>> Begin

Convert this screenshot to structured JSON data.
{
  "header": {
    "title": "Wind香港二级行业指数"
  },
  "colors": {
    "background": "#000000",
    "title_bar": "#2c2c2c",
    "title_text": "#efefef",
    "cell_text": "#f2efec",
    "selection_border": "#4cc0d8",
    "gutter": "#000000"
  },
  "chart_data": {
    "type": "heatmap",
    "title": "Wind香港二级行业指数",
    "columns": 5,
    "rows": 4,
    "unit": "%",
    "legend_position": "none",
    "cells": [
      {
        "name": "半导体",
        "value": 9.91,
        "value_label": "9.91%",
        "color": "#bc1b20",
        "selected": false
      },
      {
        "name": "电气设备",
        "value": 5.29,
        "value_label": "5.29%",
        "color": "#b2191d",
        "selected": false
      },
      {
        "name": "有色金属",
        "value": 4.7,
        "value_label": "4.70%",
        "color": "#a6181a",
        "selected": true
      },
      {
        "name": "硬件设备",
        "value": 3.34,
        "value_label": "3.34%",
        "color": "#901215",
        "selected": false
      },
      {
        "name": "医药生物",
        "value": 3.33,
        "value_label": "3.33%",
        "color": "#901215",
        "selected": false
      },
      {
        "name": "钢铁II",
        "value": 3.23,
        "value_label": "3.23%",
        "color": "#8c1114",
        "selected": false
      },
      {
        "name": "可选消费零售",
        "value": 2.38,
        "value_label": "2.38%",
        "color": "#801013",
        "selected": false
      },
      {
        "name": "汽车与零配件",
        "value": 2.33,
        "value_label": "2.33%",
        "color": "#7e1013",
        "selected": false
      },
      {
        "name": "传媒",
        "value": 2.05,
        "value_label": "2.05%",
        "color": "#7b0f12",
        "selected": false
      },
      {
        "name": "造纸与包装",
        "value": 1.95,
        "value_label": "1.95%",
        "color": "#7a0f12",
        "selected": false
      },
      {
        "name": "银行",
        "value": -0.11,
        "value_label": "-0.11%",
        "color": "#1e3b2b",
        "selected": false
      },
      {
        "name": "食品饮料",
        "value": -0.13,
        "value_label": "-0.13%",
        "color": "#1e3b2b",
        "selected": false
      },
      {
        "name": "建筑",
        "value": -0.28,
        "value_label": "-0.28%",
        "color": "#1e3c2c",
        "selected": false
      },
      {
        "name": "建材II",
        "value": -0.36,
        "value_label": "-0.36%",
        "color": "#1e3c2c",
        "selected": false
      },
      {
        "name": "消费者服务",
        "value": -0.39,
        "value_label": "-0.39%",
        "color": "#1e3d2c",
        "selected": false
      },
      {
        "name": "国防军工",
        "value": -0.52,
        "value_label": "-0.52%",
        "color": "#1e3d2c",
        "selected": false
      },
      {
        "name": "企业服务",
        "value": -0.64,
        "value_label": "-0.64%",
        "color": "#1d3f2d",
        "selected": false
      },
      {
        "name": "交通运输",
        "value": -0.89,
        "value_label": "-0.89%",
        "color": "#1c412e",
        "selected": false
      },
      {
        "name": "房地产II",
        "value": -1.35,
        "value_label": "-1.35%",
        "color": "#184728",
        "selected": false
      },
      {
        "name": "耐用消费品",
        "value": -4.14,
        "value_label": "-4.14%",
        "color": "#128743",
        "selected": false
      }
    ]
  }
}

>> End

▶ **Short task**: Copy out the lines that hold "Wind香港二级行业指数".

▶ **The result**:
    "title": "Wind香港二级行业指数"
    "title": "Wind香港二级行业指数",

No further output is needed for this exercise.